What you have to do –
In the records that follow, show each line where the word "type" is present.

Dataset excerpts –
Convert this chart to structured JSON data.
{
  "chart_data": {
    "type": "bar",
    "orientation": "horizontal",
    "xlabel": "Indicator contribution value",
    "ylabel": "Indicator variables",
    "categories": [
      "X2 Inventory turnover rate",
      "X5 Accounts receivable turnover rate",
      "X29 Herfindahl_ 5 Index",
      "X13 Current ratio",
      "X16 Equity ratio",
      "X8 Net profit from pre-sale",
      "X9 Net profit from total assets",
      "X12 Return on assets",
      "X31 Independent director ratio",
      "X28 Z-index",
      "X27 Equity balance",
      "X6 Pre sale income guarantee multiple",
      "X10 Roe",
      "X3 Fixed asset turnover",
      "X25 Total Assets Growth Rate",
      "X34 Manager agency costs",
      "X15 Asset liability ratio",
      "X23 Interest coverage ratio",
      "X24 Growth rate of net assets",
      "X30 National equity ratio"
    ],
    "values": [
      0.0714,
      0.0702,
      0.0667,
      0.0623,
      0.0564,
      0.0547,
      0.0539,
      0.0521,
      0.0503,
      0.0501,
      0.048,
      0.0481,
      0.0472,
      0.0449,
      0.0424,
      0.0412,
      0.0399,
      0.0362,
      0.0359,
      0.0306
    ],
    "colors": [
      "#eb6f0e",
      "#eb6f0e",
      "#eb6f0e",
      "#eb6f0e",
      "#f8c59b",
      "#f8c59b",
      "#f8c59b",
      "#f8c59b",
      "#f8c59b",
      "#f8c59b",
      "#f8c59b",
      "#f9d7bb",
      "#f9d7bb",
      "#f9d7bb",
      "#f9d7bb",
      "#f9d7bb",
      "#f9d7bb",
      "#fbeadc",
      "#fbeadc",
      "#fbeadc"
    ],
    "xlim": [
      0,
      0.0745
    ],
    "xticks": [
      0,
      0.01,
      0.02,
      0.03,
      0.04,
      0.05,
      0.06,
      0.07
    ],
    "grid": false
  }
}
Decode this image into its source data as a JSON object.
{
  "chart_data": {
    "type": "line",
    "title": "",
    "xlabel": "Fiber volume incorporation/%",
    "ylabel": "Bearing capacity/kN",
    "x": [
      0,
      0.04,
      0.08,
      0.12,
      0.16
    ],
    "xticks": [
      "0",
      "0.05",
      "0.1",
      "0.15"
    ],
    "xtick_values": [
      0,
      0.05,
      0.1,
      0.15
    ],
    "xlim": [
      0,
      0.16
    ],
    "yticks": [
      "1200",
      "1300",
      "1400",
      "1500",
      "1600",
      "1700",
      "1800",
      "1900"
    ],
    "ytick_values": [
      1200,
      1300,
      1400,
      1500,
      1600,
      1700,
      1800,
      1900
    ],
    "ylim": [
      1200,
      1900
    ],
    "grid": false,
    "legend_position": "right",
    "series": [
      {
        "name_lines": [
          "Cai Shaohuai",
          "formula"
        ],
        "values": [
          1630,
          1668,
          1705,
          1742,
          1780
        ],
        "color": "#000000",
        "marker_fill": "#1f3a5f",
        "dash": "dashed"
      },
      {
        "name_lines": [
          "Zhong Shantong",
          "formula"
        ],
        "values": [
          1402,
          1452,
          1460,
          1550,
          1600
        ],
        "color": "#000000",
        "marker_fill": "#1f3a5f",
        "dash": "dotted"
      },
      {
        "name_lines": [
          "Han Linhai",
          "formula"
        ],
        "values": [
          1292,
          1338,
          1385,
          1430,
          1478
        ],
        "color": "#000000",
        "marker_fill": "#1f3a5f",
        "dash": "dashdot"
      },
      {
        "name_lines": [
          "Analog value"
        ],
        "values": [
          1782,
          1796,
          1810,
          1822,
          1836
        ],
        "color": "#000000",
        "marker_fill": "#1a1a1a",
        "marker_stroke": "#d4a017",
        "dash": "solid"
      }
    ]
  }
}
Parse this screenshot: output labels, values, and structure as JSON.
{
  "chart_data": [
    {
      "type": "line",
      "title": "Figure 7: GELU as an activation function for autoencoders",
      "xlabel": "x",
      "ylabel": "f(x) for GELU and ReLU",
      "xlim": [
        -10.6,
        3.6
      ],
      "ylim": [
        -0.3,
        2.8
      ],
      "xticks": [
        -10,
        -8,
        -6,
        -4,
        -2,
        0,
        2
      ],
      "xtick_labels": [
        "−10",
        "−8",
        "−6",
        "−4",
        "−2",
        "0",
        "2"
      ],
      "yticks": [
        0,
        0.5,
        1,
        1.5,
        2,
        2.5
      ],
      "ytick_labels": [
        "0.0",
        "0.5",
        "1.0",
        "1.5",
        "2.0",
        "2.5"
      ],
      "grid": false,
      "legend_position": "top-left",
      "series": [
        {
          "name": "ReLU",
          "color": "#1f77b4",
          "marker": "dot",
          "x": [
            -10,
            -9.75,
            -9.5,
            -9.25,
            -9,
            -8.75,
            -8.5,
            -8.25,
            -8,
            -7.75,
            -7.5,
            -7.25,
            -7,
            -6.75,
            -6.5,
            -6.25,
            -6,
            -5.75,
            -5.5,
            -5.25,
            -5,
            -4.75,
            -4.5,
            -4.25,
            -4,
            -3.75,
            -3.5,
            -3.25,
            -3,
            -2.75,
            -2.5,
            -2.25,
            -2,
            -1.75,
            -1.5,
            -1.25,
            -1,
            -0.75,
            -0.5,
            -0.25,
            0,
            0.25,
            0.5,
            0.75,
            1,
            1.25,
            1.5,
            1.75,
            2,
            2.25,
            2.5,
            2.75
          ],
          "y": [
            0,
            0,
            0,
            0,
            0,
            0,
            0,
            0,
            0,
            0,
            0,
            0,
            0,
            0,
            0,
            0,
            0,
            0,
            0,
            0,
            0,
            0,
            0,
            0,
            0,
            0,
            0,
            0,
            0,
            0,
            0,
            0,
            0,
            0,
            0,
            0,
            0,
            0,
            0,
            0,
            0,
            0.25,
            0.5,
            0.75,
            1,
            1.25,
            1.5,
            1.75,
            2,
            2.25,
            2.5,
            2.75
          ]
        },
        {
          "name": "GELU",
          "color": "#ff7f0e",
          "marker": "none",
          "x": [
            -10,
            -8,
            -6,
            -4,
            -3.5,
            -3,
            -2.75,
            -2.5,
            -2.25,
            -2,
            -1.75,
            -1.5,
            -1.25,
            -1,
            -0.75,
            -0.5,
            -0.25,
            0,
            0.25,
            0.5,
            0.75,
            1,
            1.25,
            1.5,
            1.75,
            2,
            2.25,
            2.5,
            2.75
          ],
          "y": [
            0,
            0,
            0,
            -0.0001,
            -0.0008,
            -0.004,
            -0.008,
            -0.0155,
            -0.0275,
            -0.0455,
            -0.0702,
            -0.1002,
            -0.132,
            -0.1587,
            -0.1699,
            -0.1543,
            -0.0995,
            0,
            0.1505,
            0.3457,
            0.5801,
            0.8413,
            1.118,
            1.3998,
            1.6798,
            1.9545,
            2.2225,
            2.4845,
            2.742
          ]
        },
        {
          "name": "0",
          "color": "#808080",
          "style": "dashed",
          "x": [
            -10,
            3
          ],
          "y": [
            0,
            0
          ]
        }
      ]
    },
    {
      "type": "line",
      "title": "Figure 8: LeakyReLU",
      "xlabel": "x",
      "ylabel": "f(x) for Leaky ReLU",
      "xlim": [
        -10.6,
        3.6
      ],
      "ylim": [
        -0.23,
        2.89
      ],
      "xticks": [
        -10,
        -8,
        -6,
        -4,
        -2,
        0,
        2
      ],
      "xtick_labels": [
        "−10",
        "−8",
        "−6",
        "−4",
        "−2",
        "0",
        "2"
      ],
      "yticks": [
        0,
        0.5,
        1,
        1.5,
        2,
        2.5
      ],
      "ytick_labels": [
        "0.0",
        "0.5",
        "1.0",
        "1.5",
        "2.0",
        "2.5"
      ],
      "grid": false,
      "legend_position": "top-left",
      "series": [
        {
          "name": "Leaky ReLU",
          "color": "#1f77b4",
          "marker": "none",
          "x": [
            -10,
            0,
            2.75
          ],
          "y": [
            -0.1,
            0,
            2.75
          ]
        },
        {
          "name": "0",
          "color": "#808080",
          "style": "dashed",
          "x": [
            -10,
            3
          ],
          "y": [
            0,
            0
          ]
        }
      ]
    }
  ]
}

Result –
    "type": "bar",
    "type": "line",
      "type": "line",
      "type": "line",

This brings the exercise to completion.